# start of DATA TO USE

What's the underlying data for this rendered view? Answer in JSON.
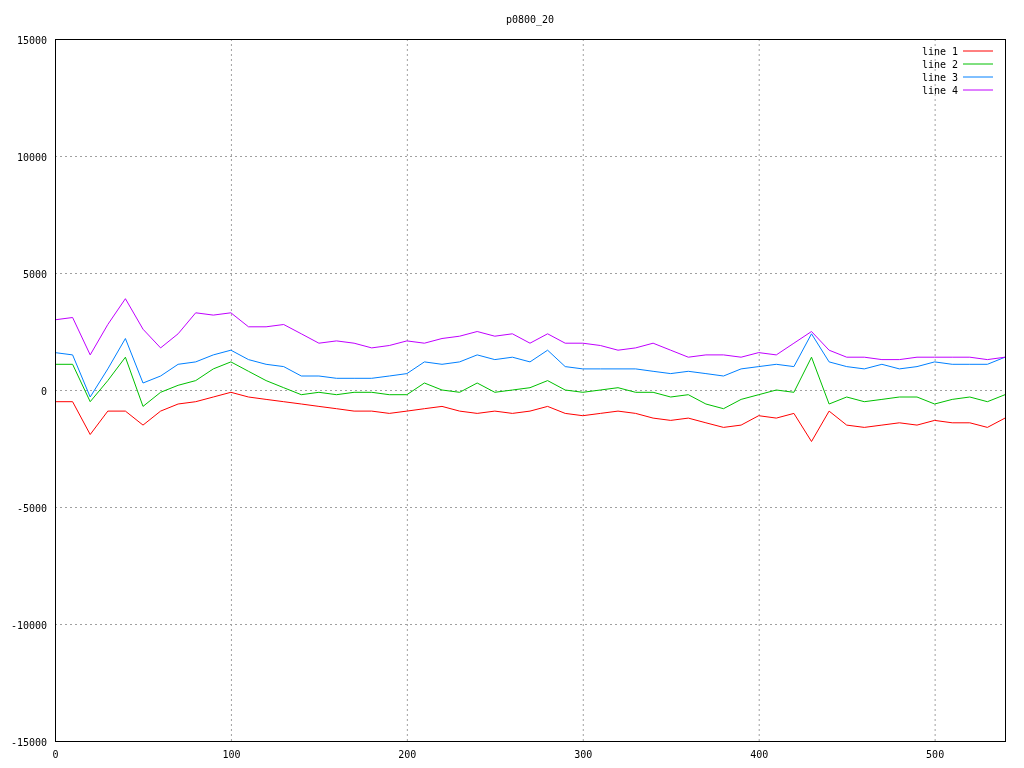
{
  "chart_data": {
    "type": "line",
    "title": "p0800_20",
    "x": [
      0,
      10,
      20,
      30,
      40,
      50,
      60,
      70,
      80,
      90,
      100,
      110,
      120,
      130,
      140,
      150,
      160,
      170,
      180,
      190,
      200,
      210,
      220,
      230,
      240,
      250,
      260,
      270,
      280,
      290,
      300,
      310,
      320,
      330,
      340,
      350,
      360,
      370,
      380,
      390,
      400,
      410,
      420,
      430,
      440,
      450,
      460,
      470,
      480,
      490,
      500,
      510,
      520,
      530,
      540
    ],
    "series": [
      {
        "name": "line 1",
        "color": "#ff0000",
        "values": [
          -500,
          -500,
          -1900,
          -900,
          -900,
          -1500,
          -900,
          -600,
          -500,
          -300,
          -100,
          -300,
          -400,
          -500,
          -600,
          -700,
          -800,
          -900,
          -900,
          -1000,
          -900,
          -800,
          -700,
          -900,
          -1000,
          -900,
          -1000,
          -900,
          -700,
          -1000,
          -1100,
          -1000,
          -900,
          -1000,
          -1200,
          -1300,
          -1200,
          -1400,
          -1600,
          -1500,
          -1100,
          -1200,
          -1000,
          -2200,
          -900,
          -1500,
          -1600,
          -1500,
          -1400,
          -1500,
          -1300,
          -1400,
          -1400,
          -1600,
          -1200
        ]
      },
      {
        "name": "line 2",
        "color": "#00c000",
        "values": [
          1100,
          1100,
          -500,
          400,
          1400,
          -700,
          -100,
          200,
          400,
          900,
          1200,
          800,
          400,
          100,
          -200,
          -100,
          -200,
          -100,
          -100,
          -200,
          -200,
          300,
          0,
          -100,
          300,
          -100,
          0,
          100,
          400,
          0,
          -100,
          0,
          100,
          -100,
          -100,
          -300,
          -200,
          -600,
          -800,
          -400,
          -200,
          0,
          -100,
          1400,
          -600,
          -300,
          -500,
          -400,
          -300,
          -300,
          -600,
          -400,
          -300,
          -500,
          -200
        ]
      },
      {
        "name": "line 3",
        "color": "#0080ff",
        "values": [
          1600,
          1500,
          -300,
          900,
          2200,
          300,
          600,
          1100,
          1200,
          1500,
          1700,
          1300,
          1100,
          1000,
          600,
          600,
          500,
          500,
          500,
          600,
          700,
          1200,
          1100,
          1200,
          1500,
          1300,
          1400,
          1200,
          1700,
          1000,
          900,
          900,
          900,
          900,
          800,
          700,
          800,
          700,
          600,
          900,
          1000,
          1100,
          1000,
          2400,
          1200,
          1000,
          900,
          1100,
          900,
          1000,
          1200,
          1100,
          1100,
          1100,
          1400
        ]
      },
      {
        "name": "line 4",
        "color": "#c000ff",
        "values": [
          3000,
          3100,
          1500,
          2800,
          3900,
          2600,
          1800,
          2400,
          3300,
          3200,
          3300,
          2700,
          2700,
          2800,
          2400,
          2000,
          2100,
          2000,
          1800,
          1900,
          2100,
          2000,
          2200,
          2300,
          2500,
          2300,
          2400,
          2000,
          2400,
          2000,
          2000,
          1900,
          1700,
          1800,
          2000,
          1700,
          1400,
          1500,
          1500,
          1400,
          1600,
          1500,
          2000,
          2500,
          1700,
          1400,
          1400,
          1300,
          1300,
          1400,
          1400,
          1400,
          1400,
          1300,
          1400
        ]
      }
    ],
    "xlim": [
      0,
      540
    ],
    "ylim": [
      -15000,
      15000
    ],
    "xticks": [
      0,
      100,
      200,
      300,
      400,
      500
    ],
    "yticks": [
      -15000,
      -10000,
      -5000,
      0,
      5000,
      10000,
      15000
    ],
    "grid": true,
    "legend": true
  }
}
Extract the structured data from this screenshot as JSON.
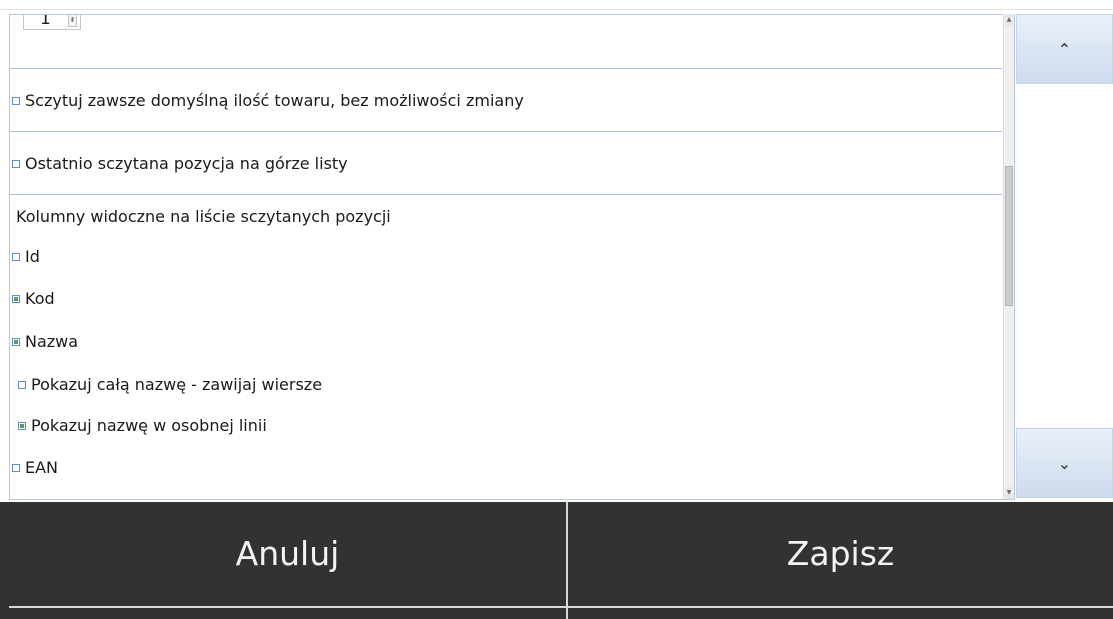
{
  "quantity": {
    "value": "1",
    "arrows_glyph": "⬍"
  },
  "options": [
    {
      "label": "Sczytuj zawsze domyślną ilość towaru, bez możliwości zmiany",
      "checked": false
    },
    {
      "label": "Ostatnio sczytana pozycja na górze listy",
      "checked": false
    }
  ],
  "columns": {
    "title": "Kolumny widoczne na liście sczytanych pozycji",
    "items": [
      {
        "label": "Id",
        "checked": false
      },
      {
        "label": "Kod",
        "checked": true
      },
      {
        "label": "Nazwa",
        "checked": true
      },
      {
        "label": "Pokazuj całą nazwę - zawijaj wiersze",
        "checked": false
      },
      {
        "label": "Pokazuj nazwę w osobnej linii",
        "checked": true
      },
      {
        "label": "EAN",
        "checked": false
      }
    ]
  },
  "scroll": {
    "up_icon": "⌃",
    "down_icon": "⌄",
    "small_up": "▲",
    "small_down": "▼"
  },
  "footer": {
    "cancel": "Anuluj",
    "save": "Zapisz"
  }
}
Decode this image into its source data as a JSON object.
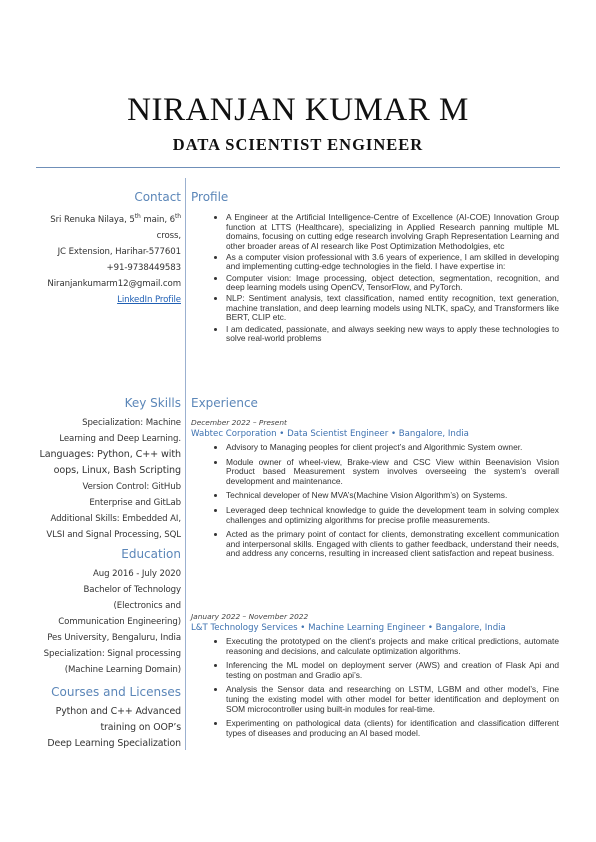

# end of DATA TO USE

● WHAT IS BEING ASKED
Look through the listing above. Pick out each line with "name" and copy it.

● RESULT OF THIS TASK
        "name": "line 1",
        "name": "line 2",
        "name": "line 3",
        "name": "line 4",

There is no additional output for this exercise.